Please extract every line in the records below that contains the word "vortex".

--- MATERIAL FOR THIS TASK ---

○ ○ ○

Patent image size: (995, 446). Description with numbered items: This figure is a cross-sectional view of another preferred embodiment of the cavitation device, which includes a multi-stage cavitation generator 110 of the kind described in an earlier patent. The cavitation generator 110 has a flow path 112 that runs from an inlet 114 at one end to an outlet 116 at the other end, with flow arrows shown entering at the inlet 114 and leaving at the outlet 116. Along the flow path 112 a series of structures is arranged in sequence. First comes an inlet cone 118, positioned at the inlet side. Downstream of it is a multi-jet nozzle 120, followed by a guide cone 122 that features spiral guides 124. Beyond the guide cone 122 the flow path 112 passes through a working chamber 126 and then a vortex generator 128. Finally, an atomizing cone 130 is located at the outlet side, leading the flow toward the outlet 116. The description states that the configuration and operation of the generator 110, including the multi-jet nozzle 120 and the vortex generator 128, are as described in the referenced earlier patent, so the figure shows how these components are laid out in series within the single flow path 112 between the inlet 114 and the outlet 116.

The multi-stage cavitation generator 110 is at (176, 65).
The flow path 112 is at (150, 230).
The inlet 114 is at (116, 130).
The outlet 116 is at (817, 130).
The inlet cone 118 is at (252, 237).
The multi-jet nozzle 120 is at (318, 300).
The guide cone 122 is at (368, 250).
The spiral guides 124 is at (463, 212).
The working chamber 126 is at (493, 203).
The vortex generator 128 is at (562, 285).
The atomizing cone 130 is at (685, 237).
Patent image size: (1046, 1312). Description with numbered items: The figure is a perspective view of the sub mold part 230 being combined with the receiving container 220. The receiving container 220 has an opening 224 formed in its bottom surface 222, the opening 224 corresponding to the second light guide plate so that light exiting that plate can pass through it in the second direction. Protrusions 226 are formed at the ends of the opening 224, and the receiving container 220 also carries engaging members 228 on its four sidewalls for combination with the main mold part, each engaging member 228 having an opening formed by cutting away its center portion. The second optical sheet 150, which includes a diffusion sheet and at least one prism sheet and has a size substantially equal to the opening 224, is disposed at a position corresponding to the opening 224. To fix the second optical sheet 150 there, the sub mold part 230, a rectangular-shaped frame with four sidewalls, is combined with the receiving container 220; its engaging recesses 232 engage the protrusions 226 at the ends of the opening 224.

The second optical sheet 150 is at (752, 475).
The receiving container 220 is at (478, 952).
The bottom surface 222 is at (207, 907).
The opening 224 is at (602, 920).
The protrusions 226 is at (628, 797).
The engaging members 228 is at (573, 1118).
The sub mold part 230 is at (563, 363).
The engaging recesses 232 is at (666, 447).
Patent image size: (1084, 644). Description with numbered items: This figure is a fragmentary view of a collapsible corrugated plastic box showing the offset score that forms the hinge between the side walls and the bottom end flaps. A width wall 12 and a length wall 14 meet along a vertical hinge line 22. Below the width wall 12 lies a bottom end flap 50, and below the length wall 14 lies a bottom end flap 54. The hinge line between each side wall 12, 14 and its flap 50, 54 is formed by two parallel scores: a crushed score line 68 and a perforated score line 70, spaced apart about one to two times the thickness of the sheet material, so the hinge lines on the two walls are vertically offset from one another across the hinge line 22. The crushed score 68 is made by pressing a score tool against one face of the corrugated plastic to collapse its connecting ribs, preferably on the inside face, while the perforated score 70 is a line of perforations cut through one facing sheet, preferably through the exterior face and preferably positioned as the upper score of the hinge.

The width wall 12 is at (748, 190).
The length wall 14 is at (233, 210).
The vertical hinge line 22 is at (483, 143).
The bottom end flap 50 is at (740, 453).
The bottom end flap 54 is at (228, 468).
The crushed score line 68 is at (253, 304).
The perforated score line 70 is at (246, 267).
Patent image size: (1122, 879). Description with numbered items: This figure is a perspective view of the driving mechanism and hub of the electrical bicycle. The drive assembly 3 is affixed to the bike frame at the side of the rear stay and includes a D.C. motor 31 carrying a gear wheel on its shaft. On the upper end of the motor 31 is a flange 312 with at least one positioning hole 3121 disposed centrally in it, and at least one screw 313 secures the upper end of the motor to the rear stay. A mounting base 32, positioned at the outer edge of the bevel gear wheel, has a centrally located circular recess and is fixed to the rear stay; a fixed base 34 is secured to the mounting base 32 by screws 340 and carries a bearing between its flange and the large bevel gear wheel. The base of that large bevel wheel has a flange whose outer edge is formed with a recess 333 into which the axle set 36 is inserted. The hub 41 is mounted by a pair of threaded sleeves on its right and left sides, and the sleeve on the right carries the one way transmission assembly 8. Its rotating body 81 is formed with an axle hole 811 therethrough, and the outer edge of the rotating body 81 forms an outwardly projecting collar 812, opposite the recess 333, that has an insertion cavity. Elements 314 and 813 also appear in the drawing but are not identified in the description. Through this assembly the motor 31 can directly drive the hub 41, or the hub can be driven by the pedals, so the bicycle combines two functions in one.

○ ○ ○

--- EXPECTED ANSWER ---
Patent image size: (995, 446). Description with numbered items: This figure is a cross-sectional view of another preferred embodiment of the cavitation device, which includes a multi-stage cavitation generator 110 of the kind described in an earlier patent. The cavitation generator 110 has a flow path 112 that runs from an inlet 114 at one end to an outlet 116 at the other end, with flow arrows shown entering at the inlet 114 and leaving at the outlet 116. Along the flow path 112 a series of structures is arranged in sequence. First comes an inlet cone 118, positioned at the inlet side. Downstream of it is a multi-jet nozzle 120, followed by a guide cone 122 that features spiral guides 124. Beyond the guide cone 122 the flow path 112 passes through a working chamber 126 and then a vortex generator 128. Finally, an atomizing cone 130 is located at the outlet side, leading the flow toward the outlet 116. The description states that the configuration and operation of the generator 110, including the multi-jet nozzle 120 and the vortex generator 128, are as described in the referenced earlier patent, so the figure shows how these components are laid out in series within the single flow path 112 between the inlet 114 and the outlet 116.
The vortex generator 128 is at (562, 285).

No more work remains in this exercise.